- _What you need to do_
Drop the pictures; give again exactly the lines from the one holding "Extract the structured" through the end of the data.

[Records from a collection]
--- Start ---

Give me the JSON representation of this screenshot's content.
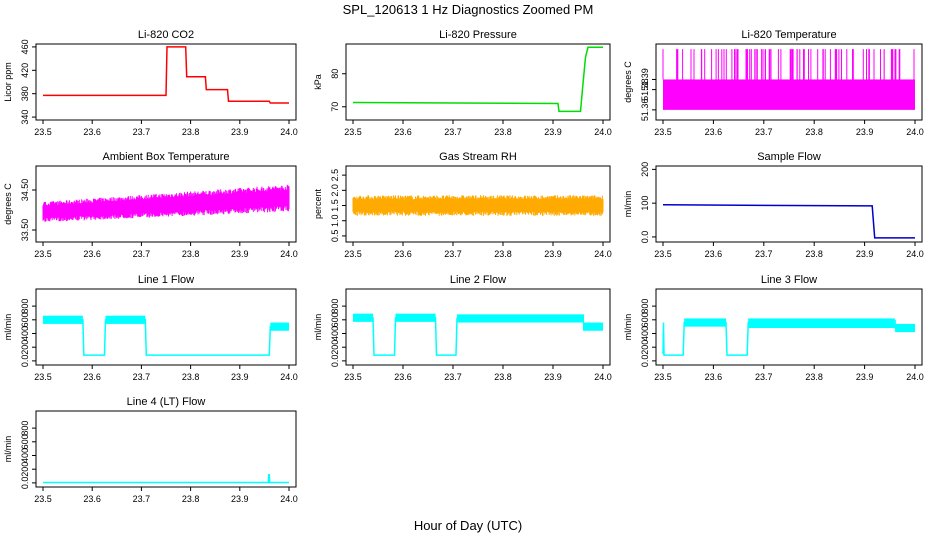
{
  "figure": {
    "title": "SPL_120613  1 Hz Diagnostics Zoomed PM",
    "xlabel": "Hour of Day (UTC)"
  },
  "chart_data": [
    {
      "type": "line",
      "title": "Li-820 CO2",
      "ylabel": "Licor ppm",
      "color": "#ff0000",
      "xlim": [
        23.5,
        24.0
      ],
      "ylim": [
        335,
        465
      ],
      "xticks": [
        23.5,
        23.6,
        23.7,
        23.8,
        23.9,
        24.0
      ],
      "yticks": [
        340,
        380,
        420,
        460
      ],
      "x": [
        23.5,
        23.75,
        23.752,
        23.79,
        23.792,
        23.83,
        23.832,
        23.875,
        23.877,
        23.96,
        23.962,
        24.0
      ],
      "y": [
        377,
        377,
        460,
        460,
        409,
        409,
        387,
        387,
        367,
        367,
        364,
        364
      ]
    },
    {
      "type": "line",
      "title": "Li-820 Pressure",
      "ylabel": "kPa",
      "color": "#00dd00",
      "xlim": [
        23.5,
        24.0
      ],
      "ylim": [
        66,
        89
      ],
      "xticks": [
        23.5,
        23.6,
        23.7,
        23.8,
        23.9,
        24.0
      ],
      "yticks": [
        70,
        80
      ],
      "x": [
        23.5,
        23.91,
        23.912,
        23.955,
        23.96,
        23.965,
        23.97,
        24.0
      ],
      "y": [
        71.3,
        71.0,
        68.6,
        68.6,
        77,
        85,
        88,
        88
      ]
    },
    {
      "type": "line",
      "title": "Li-820 Temperature",
      "ylabel": "degrees C",
      "color": "#ff00ff",
      "xlim": [
        23.5,
        24.0
      ],
      "ylim": [
        51.35,
        51.425
      ],
      "xticks": [
        23.5,
        23.6,
        23.7,
        23.8,
        23.9,
        24.0
      ],
      "yticks": [
        51.36,
        51.38,
        51.39
      ],
      "band_low": 51.36,
      "band_high": 51.39,
      "spike_top": 51.42
    },
    {
      "type": "line",
      "title": "Ambient Box Temperature",
      "ylabel": "degrees C",
      "color": "#ff00ff",
      "xlim": [
        23.5,
        24.0
      ],
      "ylim": [
        33.2,
        35.1
      ],
      "xticks": [
        23.5,
        23.6,
        23.7,
        23.8,
        23.9,
        24.0
      ],
      "yticks": [
        33.5,
        34.5
      ],
      "x": [
        23.5,
        24.0
      ],
      "y_low": [
        33.8,
        34.1
      ],
      "y_high": [
        34.1,
        34.5
      ]
    },
    {
      "type": "line",
      "title": "Gas Stream RH",
      "ylabel": "percent",
      "color": "#ffaa00",
      "xlim": [
        23.5,
        24.0
      ],
      "ylim": [
        0.3,
        2.8
      ],
      "xticks": [
        23.5,
        23.6,
        23.7,
        23.8,
        23.9,
        24.0
      ],
      "yticks": [
        0.5,
        1.0,
        1.5,
        2.0,
        2.5
      ],
      "x": [
        23.5,
        24.0
      ],
      "y_low": [
        1.3,
        1.3
      ],
      "y_high": [
        1.7,
        1.7
      ]
    },
    {
      "type": "line",
      "title": "Sample Flow",
      "ylabel": "ml/min",
      "color": "#0000cc",
      "xlim": [
        23.5,
        24.0
      ],
      "ylim": [
        -15,
        210
      ],
      "xticks": [
        23.5,
        23.6,
        23.7,
        23.8,
        23.9,
        24.0
      ],
      "yticks": [
        0,
        100,
        200
      ],
      "x": [
        23.5,
        23.915,
        23.92,
        24.0
      ],
      "y": [
        95,
        92,
        -3,
        -3
      ]
    },
    {
      "type": "line",
      "title": "Line 1 Flow",
      "ylabel": "ml/min",
      "color": "#00ffff",
      "xlim": [
        23.5,
        24.0
      ],
      "ylim": [
        -60,
        1050
      ],
      "xticks": [
        23.5,
        23.6,
        23.7,
        23.8,
        23.9,
        24.0
      ],
      "yticks": [
        0,
        200,
        400,
        600,
        800
      ],
      "x": [
        23.5,
        23.581,
        23.583,
        23.625,
        23.627,
        23.708,
        23.71,
        23.96,
        23.962,
        24.0
      ],
      "y": [
        600,
        600,
        85,
        85,
        600,
        600,
        85,
        85,
        500,
        500
      ]
    },
    {
      "type": "line",
      "title": "Line 2 Flow",
      "ylabel": "ml/min",
      "color": "#00ffff",
      "xlim": [
        23.5,
        24.0
      ],
      "ylim": [
        -60,
        1050
      ],
      "xticks": [
        23.5,
        23.6,
        23.7,
        23.8,
        23.9,
        24.0
      ],
      "yticks": [
        0,
        200,
        400,
        600,
        800
      ],
      "x": [
        23.5,
        23.54,
        23.542,
        23.583,
        23.585,
        23.665,
        23.667,
        23.706,
        23.708,
        23.96,
        23.962,
        24.0
      ],
      "y": [
        630,
        630,
        85,
        85,
        630,
        630,
        85,
        85,
        620,
        620,
        500,
        500
      ]
    },
    {
      "type": "line",
      "title": "Line 3 Flow",
      "ylabel": "ml/min",
      "color": "#00ffff",
      "xlim": [
        23.5,
        24.0
      ],
      "ylim": [
        -60,
        1050
      ],
      "xticks": [
        23.5,
        23.6,
        23.7,
        23.8,
        23.9,
        24.0
      ],
      "yticks": [
        0,
        200,
        400,
        600,
        800
      ],
      "x": [
        23.5,
        23.501,
        23.502,
        23.54,
        23.542,
        23.625,
        23.627,
        23.667,
        23.669,
        23.96,
        23.962,
        24.0
      ],
      "y": [
        100,
        560,
        85,
        85,
        560,
        560,
        85,
        85,
        560,
        540,
        480,
        480
      ]
    },
    {
      "type": "line",
      "title": "Line 4 (LT) Flow",
      "ylabel": "ml/min",
      "color": "#00ffff",
      "xlim": [
        23.5,
        24.0
      ],
      "ylim": [
        -60,
        1050
      ],
      "xticks": [
        23.5,
        23.6,
        23.7,
        23.8,
        23.9,
        24.0
      ],
      "yticks": [
        0,
        200,
        400,
        600,
        800
      ],
      "x": [
        23.5,
        23.958,
        23.959,
        23.96,
        23.961,
        24.0
      ],
      "y": [
        5,
        5,
        120,
        120,
        5,
        5
      ]
    }
  ]
}
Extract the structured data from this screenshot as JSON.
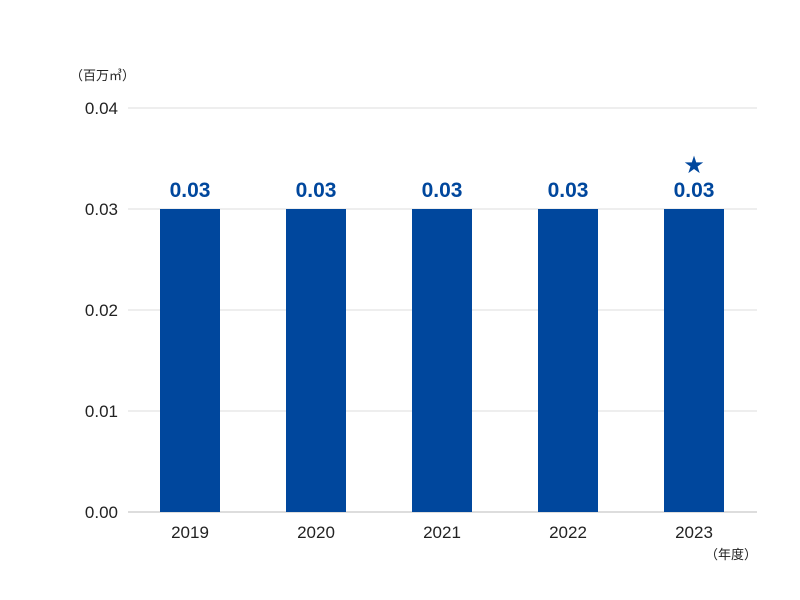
{
  "chart_data": {
    "type": "bar",
    "categories": [
      "2019",
      "2020",
      "2021",
      "2022",
      "2023"
    ],
    "values": [
      0.03,
      0.03,
      0.03,
      0.03,
      0.03
    ],
    "value_labels": [
      "0.03",
      "0.03",
      "0.03",
      "0.03",
      "0.03"
    ],
    "y_ticks": [
      "0.00",
      "0.01",
      "0.02",
      "0.03",
      "0.04"
    ],
    "ylim": [
      0,
      0.04
    ],
    "ylabel": "（百万㎥）",
    "xlabel": "（年度）",
    "grid": true,
    "highlight": {
      "category": "2023",
      "marker": "★"
    },
    "colors": {
      "bar": "#00479D",
      "label": "#00479D",
      "grid": "#DDDDDD",
      "axis": "#BBBBBB",
      "text": "#222222"
    }
  }
}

--- End ---

- _Solution to this problem_
Extract the structured data from this screenshot as JSON.
{
  "chart_data": {
    "type": "bar",
    "categories": [
      "2019",
      "2020",
      "2021",
      "2022",
      "2023"
    ],
    "values": [
      0.03,
      0.03,
      0.03,
      0.03,
      0.03
    ],
    "value_labels": [
      "0.03",
      "0.03",
      "0.03",
      "0.03",
      "0.03"
    ],
    "y_ticks": [
      "0.00",
      "0.01",
      "0.02",
      "0.03",
      "0.04"
    ],
    "ylim": [
      0,
      0.04
    ],
    "ylabel": "（百万㎥）",
    "xlabel": "（年度）",
    "grid": true,
    "highlight": {
      "category": "2023",
      "marker": "★"
    },
    "colors": {
      "bar": "#00479D",
      "label": "#00479D",
      "grid": "#DDDDDD",
      "axis": "#BBBBBB",
      "text": "#222222"
    }
  }
}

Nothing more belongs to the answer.